**What to do**:
Find every line in the records below that holds the word "name", and copy it out.

**Supplied records**:
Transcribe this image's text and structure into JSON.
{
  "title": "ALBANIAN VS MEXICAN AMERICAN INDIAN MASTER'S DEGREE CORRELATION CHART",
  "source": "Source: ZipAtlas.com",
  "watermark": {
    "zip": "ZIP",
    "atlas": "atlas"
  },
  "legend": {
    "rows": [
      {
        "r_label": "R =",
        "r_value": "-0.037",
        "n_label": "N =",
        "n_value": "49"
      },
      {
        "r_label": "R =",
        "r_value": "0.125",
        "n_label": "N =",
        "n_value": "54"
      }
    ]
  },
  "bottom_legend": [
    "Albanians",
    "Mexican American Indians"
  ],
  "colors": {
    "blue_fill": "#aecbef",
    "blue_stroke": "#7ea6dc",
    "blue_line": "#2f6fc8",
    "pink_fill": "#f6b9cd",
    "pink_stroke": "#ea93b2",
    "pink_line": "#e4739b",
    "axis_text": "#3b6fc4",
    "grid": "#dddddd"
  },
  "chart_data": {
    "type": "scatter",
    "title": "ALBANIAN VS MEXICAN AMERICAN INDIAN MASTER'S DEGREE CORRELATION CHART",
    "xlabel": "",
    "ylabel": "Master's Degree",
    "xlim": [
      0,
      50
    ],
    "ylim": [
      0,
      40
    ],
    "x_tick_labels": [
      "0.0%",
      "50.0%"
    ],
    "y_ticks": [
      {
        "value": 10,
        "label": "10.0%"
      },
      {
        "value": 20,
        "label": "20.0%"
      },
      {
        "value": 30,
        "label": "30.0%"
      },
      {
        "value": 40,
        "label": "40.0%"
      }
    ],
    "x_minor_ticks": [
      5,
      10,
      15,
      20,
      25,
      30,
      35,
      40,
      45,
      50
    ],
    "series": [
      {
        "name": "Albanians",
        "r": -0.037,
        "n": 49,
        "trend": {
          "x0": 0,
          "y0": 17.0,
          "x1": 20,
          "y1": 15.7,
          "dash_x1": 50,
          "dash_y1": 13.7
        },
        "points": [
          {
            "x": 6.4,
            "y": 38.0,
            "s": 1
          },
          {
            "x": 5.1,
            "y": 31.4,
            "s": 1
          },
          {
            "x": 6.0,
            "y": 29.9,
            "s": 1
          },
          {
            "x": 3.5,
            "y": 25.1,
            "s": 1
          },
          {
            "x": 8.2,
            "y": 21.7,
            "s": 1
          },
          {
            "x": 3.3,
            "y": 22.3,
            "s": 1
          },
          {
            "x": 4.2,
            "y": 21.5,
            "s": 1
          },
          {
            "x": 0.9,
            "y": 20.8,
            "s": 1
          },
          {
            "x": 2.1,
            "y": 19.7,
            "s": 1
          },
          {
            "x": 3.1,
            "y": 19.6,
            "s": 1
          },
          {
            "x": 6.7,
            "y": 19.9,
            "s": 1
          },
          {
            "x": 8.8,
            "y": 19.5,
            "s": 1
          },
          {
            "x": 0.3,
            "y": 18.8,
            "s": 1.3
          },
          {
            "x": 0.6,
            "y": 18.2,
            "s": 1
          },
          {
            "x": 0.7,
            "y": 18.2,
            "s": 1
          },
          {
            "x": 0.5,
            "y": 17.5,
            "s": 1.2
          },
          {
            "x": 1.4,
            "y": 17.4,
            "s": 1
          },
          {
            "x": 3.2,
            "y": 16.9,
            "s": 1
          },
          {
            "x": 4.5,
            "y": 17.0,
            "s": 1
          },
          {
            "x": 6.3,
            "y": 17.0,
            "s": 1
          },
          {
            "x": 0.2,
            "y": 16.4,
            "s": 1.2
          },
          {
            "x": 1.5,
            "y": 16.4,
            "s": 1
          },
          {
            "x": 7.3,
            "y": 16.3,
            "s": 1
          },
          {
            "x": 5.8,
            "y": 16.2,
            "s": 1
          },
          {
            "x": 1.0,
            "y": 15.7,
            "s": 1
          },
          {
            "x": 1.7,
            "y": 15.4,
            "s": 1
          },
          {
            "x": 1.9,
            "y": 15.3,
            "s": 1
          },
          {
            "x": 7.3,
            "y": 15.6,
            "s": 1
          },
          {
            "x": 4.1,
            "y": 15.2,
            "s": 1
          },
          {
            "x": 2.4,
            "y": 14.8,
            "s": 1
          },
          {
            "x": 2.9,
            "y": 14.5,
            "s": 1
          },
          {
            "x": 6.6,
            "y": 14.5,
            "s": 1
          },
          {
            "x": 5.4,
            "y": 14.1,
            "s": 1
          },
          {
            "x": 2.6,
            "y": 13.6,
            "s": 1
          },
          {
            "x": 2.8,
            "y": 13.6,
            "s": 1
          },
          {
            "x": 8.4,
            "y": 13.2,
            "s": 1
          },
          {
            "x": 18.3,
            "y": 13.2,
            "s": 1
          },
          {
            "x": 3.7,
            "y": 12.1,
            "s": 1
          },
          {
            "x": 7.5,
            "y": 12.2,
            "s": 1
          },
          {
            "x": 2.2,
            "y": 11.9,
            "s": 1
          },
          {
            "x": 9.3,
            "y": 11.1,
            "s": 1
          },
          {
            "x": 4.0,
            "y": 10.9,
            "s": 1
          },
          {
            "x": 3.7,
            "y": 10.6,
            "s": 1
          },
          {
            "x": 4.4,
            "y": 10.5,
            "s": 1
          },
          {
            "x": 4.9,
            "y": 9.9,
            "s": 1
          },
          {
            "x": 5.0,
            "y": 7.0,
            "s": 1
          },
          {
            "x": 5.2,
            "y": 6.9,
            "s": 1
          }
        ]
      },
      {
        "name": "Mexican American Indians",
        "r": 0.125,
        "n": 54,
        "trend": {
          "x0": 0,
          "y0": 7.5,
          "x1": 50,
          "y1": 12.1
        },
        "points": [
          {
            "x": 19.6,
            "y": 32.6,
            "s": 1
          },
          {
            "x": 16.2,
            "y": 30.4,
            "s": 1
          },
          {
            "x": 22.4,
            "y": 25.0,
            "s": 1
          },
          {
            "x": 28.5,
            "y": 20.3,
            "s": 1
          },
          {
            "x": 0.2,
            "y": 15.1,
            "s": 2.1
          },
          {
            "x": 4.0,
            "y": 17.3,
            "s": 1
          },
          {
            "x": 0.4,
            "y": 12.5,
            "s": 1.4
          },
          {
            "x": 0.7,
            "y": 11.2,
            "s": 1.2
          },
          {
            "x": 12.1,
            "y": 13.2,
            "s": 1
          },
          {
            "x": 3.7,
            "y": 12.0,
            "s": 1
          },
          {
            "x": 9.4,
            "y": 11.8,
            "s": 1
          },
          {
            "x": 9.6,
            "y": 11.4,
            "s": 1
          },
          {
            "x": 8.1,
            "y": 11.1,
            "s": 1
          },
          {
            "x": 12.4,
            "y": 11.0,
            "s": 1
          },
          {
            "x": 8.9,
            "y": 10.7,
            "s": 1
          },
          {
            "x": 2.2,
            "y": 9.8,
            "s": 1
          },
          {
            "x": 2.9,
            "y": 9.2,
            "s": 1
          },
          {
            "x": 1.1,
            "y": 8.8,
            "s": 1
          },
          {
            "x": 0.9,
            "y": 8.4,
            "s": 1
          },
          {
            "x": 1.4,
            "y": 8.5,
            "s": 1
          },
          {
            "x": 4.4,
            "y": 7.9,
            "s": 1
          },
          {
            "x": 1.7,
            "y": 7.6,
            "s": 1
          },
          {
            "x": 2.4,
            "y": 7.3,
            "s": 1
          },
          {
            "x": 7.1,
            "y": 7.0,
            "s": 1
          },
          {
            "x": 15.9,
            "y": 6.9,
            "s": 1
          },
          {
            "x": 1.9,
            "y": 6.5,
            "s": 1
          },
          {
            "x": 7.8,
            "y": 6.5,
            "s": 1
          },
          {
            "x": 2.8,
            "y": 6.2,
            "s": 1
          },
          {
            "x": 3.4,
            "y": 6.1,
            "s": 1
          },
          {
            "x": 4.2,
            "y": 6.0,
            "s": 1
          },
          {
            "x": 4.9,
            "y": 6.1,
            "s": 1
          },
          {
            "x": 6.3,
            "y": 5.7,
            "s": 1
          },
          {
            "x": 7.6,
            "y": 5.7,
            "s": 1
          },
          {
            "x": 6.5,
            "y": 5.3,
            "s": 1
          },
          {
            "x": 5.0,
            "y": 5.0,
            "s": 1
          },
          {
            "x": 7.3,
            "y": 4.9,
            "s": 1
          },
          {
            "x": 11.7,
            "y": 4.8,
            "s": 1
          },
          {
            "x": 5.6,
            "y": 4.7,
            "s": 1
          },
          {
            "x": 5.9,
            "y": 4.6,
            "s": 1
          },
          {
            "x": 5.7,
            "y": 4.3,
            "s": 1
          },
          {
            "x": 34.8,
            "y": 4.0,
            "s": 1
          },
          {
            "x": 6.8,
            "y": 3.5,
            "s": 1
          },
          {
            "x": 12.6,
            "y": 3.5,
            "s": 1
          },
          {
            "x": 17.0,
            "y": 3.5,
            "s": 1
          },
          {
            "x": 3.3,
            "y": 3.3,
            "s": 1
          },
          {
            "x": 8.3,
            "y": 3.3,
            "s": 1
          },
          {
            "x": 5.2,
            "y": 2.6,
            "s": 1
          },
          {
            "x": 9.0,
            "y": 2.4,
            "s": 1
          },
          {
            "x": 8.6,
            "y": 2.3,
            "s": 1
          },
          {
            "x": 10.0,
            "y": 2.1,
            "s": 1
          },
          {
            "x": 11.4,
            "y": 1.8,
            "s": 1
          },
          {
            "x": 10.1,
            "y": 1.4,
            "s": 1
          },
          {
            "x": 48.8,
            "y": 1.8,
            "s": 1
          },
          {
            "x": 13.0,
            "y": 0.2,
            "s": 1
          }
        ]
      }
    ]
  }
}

**Written response**:
        "name": "Albanians",
        "name": "Mexican American Indians",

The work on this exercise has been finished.